● STATED PROBLEM: Identify each line in the records that contains the word "aperture", matching case exactly, and copy those lines.

● INPUT MATERIAL:
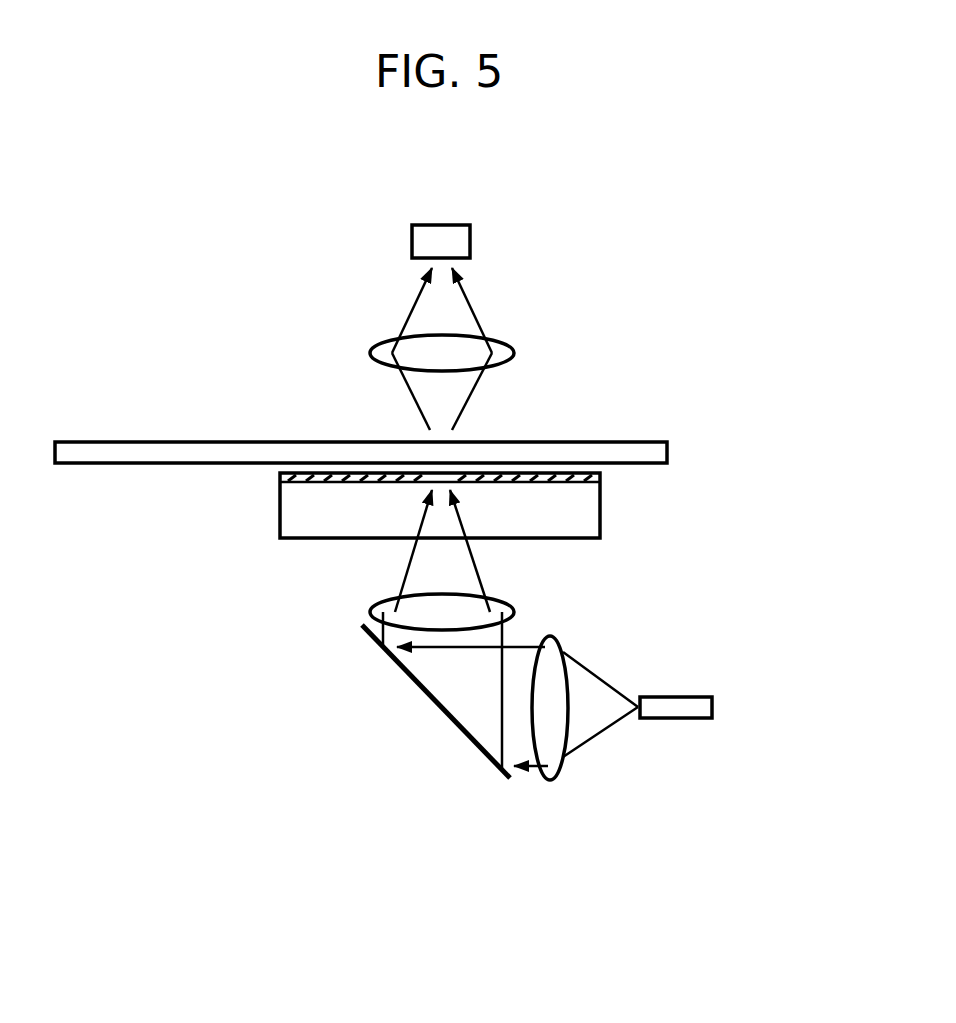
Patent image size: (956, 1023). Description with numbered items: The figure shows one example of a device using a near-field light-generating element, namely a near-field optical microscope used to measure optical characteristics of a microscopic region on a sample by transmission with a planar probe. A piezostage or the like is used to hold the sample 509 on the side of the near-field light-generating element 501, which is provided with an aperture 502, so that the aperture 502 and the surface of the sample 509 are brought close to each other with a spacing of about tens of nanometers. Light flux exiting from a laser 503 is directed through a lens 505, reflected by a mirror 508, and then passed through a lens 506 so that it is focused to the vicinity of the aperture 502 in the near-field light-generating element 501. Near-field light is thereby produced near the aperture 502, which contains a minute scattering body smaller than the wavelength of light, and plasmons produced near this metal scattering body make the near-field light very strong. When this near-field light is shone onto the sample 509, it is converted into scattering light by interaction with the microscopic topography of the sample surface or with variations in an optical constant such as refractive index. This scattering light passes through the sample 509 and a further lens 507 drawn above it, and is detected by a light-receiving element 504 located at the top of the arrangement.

The near-field light-generating element 501 is at (600, 510).
The aperture 502 is at (440, 470).
The laser 503 is at (677, 697).
The light-receiving element 504 is at (460, 223).
The lens 505 is at (562, 780).
The lens 506 is at (372, 605).
The imaging lens 507 is at (503, 353).
The mirror 508 is at (445, 715).
The sample 509 is at (623, 440).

● SOLVED EXERCISE:
Patent image size: (956, 1023). Description with numbered items: The figure shows one example of a device using a near-field light-generating element, namely a near-field optical microscope used to measure optical characteristics of a microscopic region on a sample by transmission with a planar probe. A piezostage or the like is used to hold the sample 509 on the side of the near-field light-generating element 501, which is provided with an aperture 502, so that the aperture 502 and the surface of the sample 509 are brought close to each other with a spacing of about tens of nanometers. Light flux exiting from a laser 503 is directed through a lens 505, reflected by a mirror 508, and then passed through a lens 506 so that it is focused to the vicinity of the aperture 502 in the near-field light-generating element 501. Near-field light is thereby produced near the aperture 502, which contains a minute scattering body smaller than the wavelength of light, and plasmons produced near this metal scattering body make the near-field light very strong. When this near-field light is shone onto the sample 509, it is converted into scattering light by interaction with the microscopic topography of the sample surface or with variations in an optical constant such as refractive index. This scattering light passes through the sample 509 and a further lens 507 drawn above it, and is detected by a light-receiving element 504 located at the top of the arrangement.
The aperture 502 is at (440, 470).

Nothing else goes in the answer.